Restate the records that follow word for word; no pictures should appear.

Exercise inputs:
_____

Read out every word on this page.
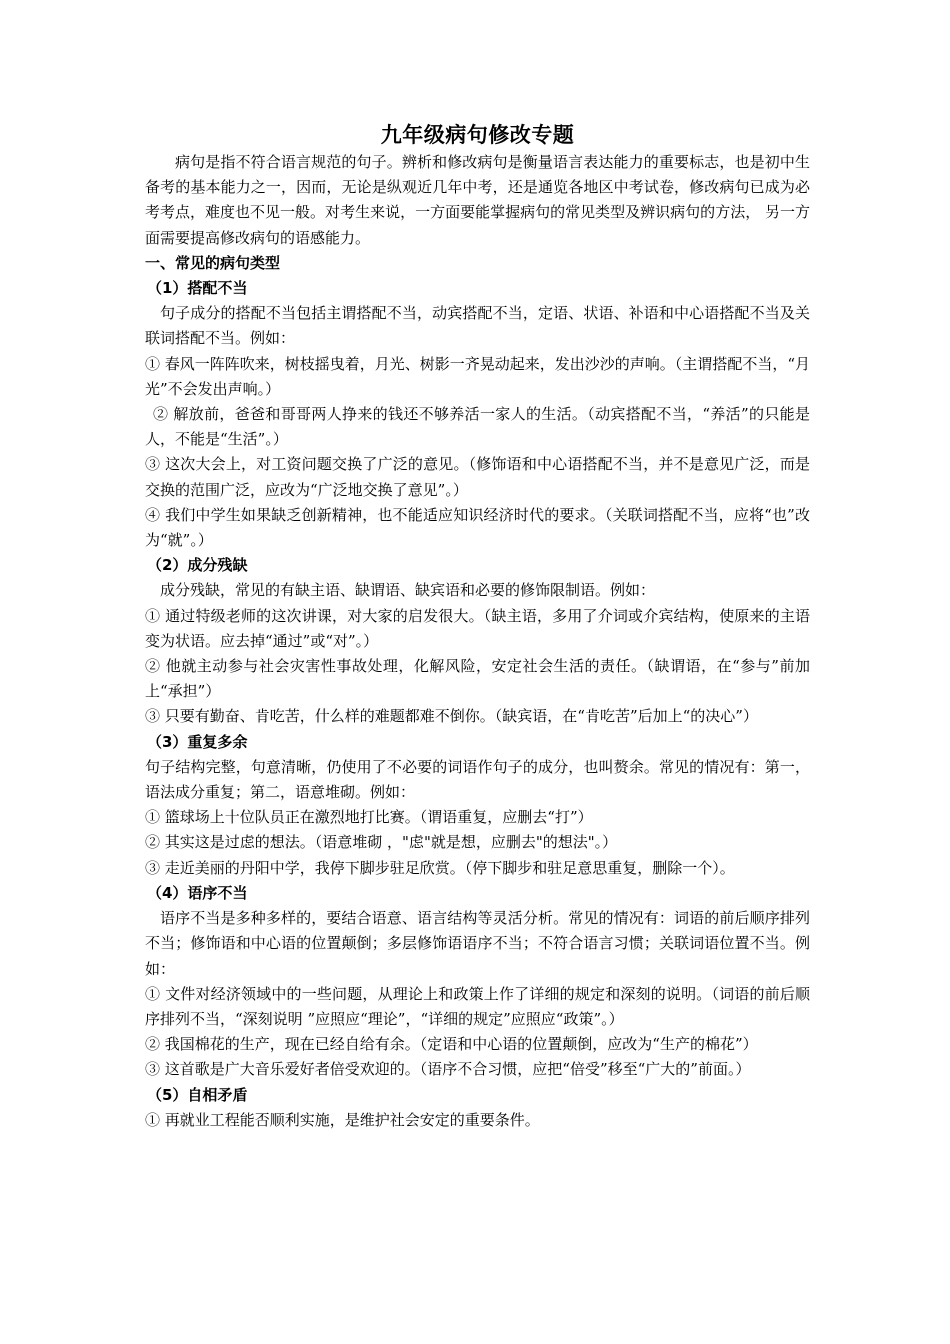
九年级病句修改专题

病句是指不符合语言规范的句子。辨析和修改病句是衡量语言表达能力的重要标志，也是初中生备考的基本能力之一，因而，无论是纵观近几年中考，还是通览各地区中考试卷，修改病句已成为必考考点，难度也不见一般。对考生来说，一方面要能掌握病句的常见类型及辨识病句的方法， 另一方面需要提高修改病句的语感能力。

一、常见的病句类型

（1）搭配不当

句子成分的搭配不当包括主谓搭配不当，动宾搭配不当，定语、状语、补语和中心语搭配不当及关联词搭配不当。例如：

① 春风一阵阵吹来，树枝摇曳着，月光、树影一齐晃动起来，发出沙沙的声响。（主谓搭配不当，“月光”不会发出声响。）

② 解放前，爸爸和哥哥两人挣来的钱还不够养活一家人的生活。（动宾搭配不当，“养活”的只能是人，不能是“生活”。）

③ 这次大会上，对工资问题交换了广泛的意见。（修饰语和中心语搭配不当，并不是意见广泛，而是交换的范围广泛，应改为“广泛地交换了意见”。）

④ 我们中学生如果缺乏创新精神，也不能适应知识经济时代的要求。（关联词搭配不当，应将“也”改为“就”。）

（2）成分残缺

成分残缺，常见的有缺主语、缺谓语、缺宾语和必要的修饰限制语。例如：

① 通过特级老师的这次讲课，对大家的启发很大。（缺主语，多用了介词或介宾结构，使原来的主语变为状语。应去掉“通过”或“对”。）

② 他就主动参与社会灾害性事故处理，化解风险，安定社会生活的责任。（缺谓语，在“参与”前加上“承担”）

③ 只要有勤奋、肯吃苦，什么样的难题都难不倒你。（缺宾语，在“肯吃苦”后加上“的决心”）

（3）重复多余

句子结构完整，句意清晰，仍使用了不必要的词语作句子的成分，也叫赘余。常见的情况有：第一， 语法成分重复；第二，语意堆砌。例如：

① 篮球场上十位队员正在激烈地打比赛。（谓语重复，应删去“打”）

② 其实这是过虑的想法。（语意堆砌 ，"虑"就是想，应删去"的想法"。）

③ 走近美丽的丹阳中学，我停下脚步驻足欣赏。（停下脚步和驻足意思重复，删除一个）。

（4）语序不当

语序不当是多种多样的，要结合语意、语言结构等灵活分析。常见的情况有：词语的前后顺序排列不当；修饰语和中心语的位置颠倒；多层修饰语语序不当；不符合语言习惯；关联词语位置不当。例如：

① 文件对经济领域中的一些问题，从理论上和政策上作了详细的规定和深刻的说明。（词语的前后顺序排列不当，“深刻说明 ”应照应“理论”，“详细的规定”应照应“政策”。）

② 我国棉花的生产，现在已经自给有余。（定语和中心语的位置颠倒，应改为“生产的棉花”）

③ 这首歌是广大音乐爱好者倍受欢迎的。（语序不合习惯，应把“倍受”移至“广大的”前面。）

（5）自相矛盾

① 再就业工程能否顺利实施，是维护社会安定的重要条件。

_____

Finished task:
Read out every word on this page.
九年级病句修改专题

病句是指不符合语言规范的句子。辨析和修改病句是衡量语言表达能力的重要标志，也是初中生备考的基本能力之一，因而，无论是纵观近几年中考，还是通览各地区中考试卷，修改病句已成为必考考点，难度也不见一般。对考生来说，一方面要能掌握病句的常见类型及辨识病句的方法， 另一方面需要提高修改病句的语感能力。

一、常见的病句类型

（1）搭配不当

句子成分的搭配不当包括主谓搭配不当，动宾搭配不当，定语、状语、补语和中心语搭配不当及关联词搭配不当。例如：

① 春风一阵阵吹来，树枝摇曳着，月光、树影一齐晃动起来，发出沙沙的声响。（主谓搭配不当，“月光”不会发出声响。）

② 解放前，爸爸和哥哥两人挣来的钱还不够养活一家人的生活。（动宾搭配不当，“养活”的只能是人，不能是“生活”。）

③ 这次大会上，对工资问题交换了广泛的意见。（修饰语和中心语搭配不当，并不是意见广泛，而是交换的范围广泛，应改为“广泛地交换了意见”。）

④ 我们中学生如果缺乏创新精神，也不能适应知识经济时代的要求。（关联词搭配不当，应将“也”改为“就”。）

（2）成分残缺

成分残缺，常见的有缺主语、缺谓语、缺宾语和必要的修饰限制语。例如：

① 通过特级老师的这次讲课，对大家的启发很大。（缺主语，多用了介词或介宾结构，使原来的主语变为状语。应去掉“通过”或“对”。）

② 他就主动参与社会灾害性事故处理，化解风险，安定社会生活的责任。（缺谓语，在“参与”前加上“承担”）

③ 只要有勤奋、肯吃苦，什么样的难题都难不倒你。（缺宾语，在“肯吃苦”后加上“的决心”）

（3）重复多余

句子结构完整，句意清晰，仍使用了不必要的词语作句子的成分，也叫赘余。常见的情况有：第一， 语法成分重复；第二，语意堆砌。例如：

① 篮球场上十位队员正在激烈地打比赛。（谓语重复，应删去“打”）

② 其实这是过虑的想法。（语意堆砌 ，"虑"就是想，应删去"的想法"。）

③ 走近美丽的丹阳中学，我停下脚步驻足欣赏。（停下脚步和驻足意思重复，删除一个）。

（4）语序不当

语序不当是多种多样的，要结合语意、语言结构等灵活分析。常见的情况有：词语的前后顺序排列不当；修饰语和中心语的位置颠倒；多层修饰语语序不当；不符合语言习惯；关联词语位置不当。例如：

① 文件对经济领域中的一些问题，从理论上和政策上作了详细的规定和深刻的说明。（词语的前后顺序排列不当，“深刻说明 ”应照应“理论”，“详细的规定”应照应“政策”。）

② 我国棉花的生产，现在已经自给有余。（定语和中心语的位置颠倒，应改为“生产的棉花”）

③ 这首歌是广大音乐爱好者倍受欢迎的。（语序不合习惯，应把“倍受”移至“广大的”前面。）

（5）自相矛盾

① 再就业工程能否顺利实施，是维护社会安定的重要条件。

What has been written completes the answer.